— START OF Recorded information —

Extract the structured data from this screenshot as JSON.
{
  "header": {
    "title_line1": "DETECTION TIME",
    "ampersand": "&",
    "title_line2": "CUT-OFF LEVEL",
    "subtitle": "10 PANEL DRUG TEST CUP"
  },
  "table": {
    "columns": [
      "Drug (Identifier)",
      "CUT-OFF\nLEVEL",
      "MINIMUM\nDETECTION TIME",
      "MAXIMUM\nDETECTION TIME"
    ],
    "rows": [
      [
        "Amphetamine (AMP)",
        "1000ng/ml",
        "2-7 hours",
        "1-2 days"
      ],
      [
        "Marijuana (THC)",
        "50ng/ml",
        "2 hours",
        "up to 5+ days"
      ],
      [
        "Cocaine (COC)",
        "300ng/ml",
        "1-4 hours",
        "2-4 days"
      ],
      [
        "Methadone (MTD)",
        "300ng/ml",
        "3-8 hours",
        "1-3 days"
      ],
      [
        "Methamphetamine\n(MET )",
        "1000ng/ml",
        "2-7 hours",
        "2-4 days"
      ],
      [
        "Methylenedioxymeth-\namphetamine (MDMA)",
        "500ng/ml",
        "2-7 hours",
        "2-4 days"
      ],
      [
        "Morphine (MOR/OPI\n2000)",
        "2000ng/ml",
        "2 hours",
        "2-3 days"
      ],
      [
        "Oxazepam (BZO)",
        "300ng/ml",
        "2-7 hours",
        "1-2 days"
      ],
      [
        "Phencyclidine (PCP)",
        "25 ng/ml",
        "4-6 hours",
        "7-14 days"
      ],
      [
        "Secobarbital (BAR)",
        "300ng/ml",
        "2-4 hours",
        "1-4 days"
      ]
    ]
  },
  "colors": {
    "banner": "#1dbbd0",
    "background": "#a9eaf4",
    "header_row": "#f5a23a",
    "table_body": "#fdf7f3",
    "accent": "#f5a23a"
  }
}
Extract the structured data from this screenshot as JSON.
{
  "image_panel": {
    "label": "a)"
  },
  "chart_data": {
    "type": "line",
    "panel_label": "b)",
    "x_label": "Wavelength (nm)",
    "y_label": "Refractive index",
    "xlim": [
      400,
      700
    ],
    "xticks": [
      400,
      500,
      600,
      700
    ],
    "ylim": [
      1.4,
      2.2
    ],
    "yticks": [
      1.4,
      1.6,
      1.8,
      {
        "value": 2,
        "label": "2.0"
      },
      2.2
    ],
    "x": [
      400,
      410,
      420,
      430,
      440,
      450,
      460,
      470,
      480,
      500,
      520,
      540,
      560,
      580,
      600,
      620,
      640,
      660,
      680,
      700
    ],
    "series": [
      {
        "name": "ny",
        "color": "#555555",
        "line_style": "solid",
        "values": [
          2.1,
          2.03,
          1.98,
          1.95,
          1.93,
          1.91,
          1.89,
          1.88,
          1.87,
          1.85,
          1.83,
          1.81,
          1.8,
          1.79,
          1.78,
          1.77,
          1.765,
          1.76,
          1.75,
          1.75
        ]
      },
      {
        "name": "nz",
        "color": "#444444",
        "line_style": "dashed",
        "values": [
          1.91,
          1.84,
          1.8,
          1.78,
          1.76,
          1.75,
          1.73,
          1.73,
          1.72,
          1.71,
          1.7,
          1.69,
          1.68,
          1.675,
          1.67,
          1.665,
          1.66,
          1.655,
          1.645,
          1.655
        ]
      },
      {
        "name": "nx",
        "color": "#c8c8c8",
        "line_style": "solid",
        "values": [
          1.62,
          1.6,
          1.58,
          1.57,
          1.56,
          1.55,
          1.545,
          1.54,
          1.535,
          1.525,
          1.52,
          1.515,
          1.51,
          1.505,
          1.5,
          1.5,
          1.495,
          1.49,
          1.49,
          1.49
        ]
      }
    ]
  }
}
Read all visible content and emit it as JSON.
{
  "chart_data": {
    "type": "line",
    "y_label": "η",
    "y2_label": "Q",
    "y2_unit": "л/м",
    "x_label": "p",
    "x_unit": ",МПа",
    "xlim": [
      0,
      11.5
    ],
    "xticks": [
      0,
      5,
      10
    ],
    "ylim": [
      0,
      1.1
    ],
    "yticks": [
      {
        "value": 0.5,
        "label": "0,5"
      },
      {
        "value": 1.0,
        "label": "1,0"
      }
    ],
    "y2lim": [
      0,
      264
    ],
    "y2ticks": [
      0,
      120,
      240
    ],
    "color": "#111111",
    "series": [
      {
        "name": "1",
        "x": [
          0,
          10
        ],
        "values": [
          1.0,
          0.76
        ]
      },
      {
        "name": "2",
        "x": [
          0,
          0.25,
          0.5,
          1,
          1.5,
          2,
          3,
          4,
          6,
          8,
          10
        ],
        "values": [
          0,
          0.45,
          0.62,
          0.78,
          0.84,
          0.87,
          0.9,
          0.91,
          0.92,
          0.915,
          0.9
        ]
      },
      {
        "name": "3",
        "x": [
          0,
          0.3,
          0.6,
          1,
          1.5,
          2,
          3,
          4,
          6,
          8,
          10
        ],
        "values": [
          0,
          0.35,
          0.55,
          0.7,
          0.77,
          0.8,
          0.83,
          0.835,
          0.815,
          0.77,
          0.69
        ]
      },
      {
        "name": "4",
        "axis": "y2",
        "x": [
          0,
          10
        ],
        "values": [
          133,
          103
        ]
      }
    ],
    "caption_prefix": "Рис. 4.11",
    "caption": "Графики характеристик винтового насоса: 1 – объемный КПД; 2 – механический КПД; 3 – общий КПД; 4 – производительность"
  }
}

— END OF Recorded information —

Each line above must be printed exactly as it appears.

Full output:
Extract the structured data from this screenshot as JSON.
{
  "header": {
    "title_line1": "DETECTION TIME",
    "ampersand": "&",
    "title_line2": "CUT-OFF LEVEL",
    "subtitle": "10 PANEL DRUG TEST CUP"
  },
  "table": {
    "columns": [
      "Drug (Identifier)",
      "CUT-OFF\nLEVEL",
      "MINIMUM\nDETECTION TIME",
      "MAXIMUM\nDETECTION TIME"
    ],
    "rows": [
      [
        "Amphetamine (AMP)",
        "1000ng/ml",
        "2-7 hours",
        "1-2 days"
      ],
      [
        "Marijuana (THC)",
        "50ng/ml",
        "2 hours",
        "up to 5+ days"
      ],
      [
        "Cocaine (COC)",
        "300ng/ml",
        "1-4 hours",
        "2-4 days"
      ],
      [
        "Methadone (MTD)",
        "300ng/ml",
        "3-8 hours",
        "1-3 days"
      ],
      [
        "Methamphetamine\n(MET )",
        "1000ng/ml",
        "2-7 hours",
        "2-4 days"
      ],
      [
        "Methylenedioxymeth-\namphetamine (MDMA)",
        "500ng/ml",
        "2-7 hours",
        "2-4 days"
      ],
      [
        "Morphine (MOR/OPI\n2000)",
        "2000ng/ml",
        "2 hours",
        "2-3 days"
      ],
      [
        "Oxazepam (BZO)",
        "300ng/ml",
        "2-7 hours",
        "1-2 days"
      ],
      [
        "Phencyclidine (PCP)",
        "25 ng/ml",
        "4-6 hours",
        "7-14 days"
      ],
      [
        "Secobarbital (BAR)",
        "300ng/ml",
        "2-4 hours",
        "1-4 days"
      ]
    ]
  },
  "colors": {
    "banner": "#1dbbd0",
    "background": "#a9eaf4",
    "header_row": "#f5a23a",
    "table_body": "#fdf7f3",
    "accent": "#f5a23a"
  }
}
Extract the structured data from this screenshot as JSON.
{
  "image_panel": {
    "label": "a)"
  },
  "chart_data": {
    "type": "line",
    "panel_label": "b)",
    "x_label": "Wavelength (nm)",
    "y_label": "Refractive index",
    "xlim": [
      400,
      700
    ],
    "xticks": [
      400,
      500,
      600,
      700
    ],
    "ylim": [
      1.4,
      2.2
    ],
    "yticks": [
      1.4,
      1.6,
      1.8,
      {
        "value": 2,
        "label": "2.0"
      },
      2.2
    ],
    "x": [
      400,
      410,
      420,
      430,
      440,
      450,
      460,
      470,
      480,
      500,
      520,
      540,
      560,
      580,
      600,
      620,
      640,
      660,
      680,
      700
    ],
    "series": [
      {
        "name": "ny",
        "color": "#555555",
        "line_style": "solid",
        "values": [
          2.1,
          2.03,
          1.98,
          1.95,
          1.93,
          1.91,
          1.89,
          1.88,
          1.87,
          1.85,
          1.83,
          1.81,
          1.8,
          1.79,
          1.78,
          1.77,
          1.765,
          1.76,
          1.75,
          1.75
        ]
      },
      {
        "name": "nz",
        "color": "#444444",
        "line_style": "dashed",
        "values": [
          1.91,
          1.84,
          1.8,
          1.78,
          1.76,
          1.75,
          1.73,
          1.73,
          1.72,
          1.71,
          1.7,
          1.69,
          1.68,
          1.675,
          1.67,
          1.665,
          1.66,
          1.655,
          1.645,
          1.655
        ]
      },
      {
        "name": "nx",
        "color": "#c8c8c8",
        "line_style": "solid",
        "values": [
          1.62,
          1.6,
          1.58,
          1.57,
          1.56,
          1.55,
          1.545,
          1.54,
          1.535,
          1.525,
          1.52,
          1.515,
          1.51,
          1.505,
          1.5,
          1.5,
          1.495,
          1.49,
          1.49,
          1.49
        ]
      }
    ]
  }
}
Read all visible content and emit it as JSON.
{
  "chart_data": {
    "type": "line",
    "y_label": "η",
    "y2_label": "Q",
    "y2_unit": "л/м",
    "x_label": "p",
    "x_unit": ",МПа",
    "xlim": [
      0,
      11.5
    ],
    "xticks": [
      0,
      5,
      10
    ],
    "ylim": [
      0,
      1.1
    ],
    "yticks": [
      {
        "value": 0.5,
        "label": "0,5"
      },
      {
        "value": 1.0,
        "label": "1,0"
      }
    ],
    "y2lim": [
      0,
      264
    ],
    "y2ticks": [
      0,
      120,
      240
    ],
    "color": "#111111",
    "series": [
      {
        "name": "1",
        "x": [
          0,
          10
        ],
        "values": [
          1.0,
          0.76
        ]
      },
      {
        "name": "2",
        "x": [
          0,
          0.25,
          0.5,
          1,
          1.5,
          2,
          3,
          4,
          6,
          8,
          10
        ],
        "values": [
          0,
          0.45,
          0.62,
          0.78,
          0.84,
          0.87,
          0.9,
          0.91,
          0.92,
          0.915,
          0.9
        ]
      },
      {
        "name": "3",
        "x": [
          0,
          0.3,
          0.6,
          1,
          1.5,
          2,
          3,
          4,
          6,
          8,
          10
        ],
        "values": [
          0,
          0.35,
          0.55,
          0.7,
          0.77,
          0.8,
          0.83,
          0.835,
          0.815,
          0.77,
          0.69
        ]
      },
      {
        "name": "4",
        "axis": "y2",
        "x": [
          0,
          10
        ],
        "values": [
          133,
          103
        ]
      }
    ],
    "caption_prefix": "Рис. 4.11",
    "caption": "Графики характеристик винтового насоса: 1 – объемный КПД; 2 – механический КПД; 3 – общий КПД; 4 – производительность"
  }
}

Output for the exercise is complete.